-- START Data to process --

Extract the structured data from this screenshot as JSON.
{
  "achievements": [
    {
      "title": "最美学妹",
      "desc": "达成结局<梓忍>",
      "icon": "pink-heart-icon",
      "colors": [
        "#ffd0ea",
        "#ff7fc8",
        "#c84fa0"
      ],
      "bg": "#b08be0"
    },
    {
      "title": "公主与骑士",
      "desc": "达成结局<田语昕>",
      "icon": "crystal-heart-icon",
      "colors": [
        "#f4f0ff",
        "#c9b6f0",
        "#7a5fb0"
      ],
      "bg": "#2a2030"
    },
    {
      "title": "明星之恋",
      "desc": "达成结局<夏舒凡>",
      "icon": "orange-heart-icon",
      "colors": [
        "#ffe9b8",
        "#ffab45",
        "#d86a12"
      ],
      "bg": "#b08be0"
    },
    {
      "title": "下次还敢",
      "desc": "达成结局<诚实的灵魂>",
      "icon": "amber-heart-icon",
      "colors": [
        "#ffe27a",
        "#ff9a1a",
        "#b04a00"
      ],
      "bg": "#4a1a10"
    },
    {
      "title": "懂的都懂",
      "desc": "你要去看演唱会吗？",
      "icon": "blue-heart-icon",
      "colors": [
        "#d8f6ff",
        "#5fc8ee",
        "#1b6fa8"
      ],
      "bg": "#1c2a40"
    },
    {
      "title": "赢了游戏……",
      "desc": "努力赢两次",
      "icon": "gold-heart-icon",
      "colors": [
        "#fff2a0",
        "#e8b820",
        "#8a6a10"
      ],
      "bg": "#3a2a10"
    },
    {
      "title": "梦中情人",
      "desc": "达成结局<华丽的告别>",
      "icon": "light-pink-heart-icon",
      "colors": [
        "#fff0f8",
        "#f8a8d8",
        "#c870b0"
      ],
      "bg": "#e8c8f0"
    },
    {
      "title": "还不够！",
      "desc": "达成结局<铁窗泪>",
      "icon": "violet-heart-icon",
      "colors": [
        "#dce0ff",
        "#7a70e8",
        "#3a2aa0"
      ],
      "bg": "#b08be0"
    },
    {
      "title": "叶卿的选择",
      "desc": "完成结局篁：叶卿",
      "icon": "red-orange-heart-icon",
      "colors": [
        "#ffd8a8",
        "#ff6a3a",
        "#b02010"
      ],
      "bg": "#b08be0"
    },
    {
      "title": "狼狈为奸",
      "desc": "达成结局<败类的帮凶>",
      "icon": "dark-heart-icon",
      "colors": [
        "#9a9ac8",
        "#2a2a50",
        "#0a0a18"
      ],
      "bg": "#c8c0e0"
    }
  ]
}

-- END Data to process --

▶ **Problem**: All lines above with "orange" in them should be returned.

▶ **Task output**:
      "icon": "orange-heart-icon",
      "icon": "red-orange-heart-icon",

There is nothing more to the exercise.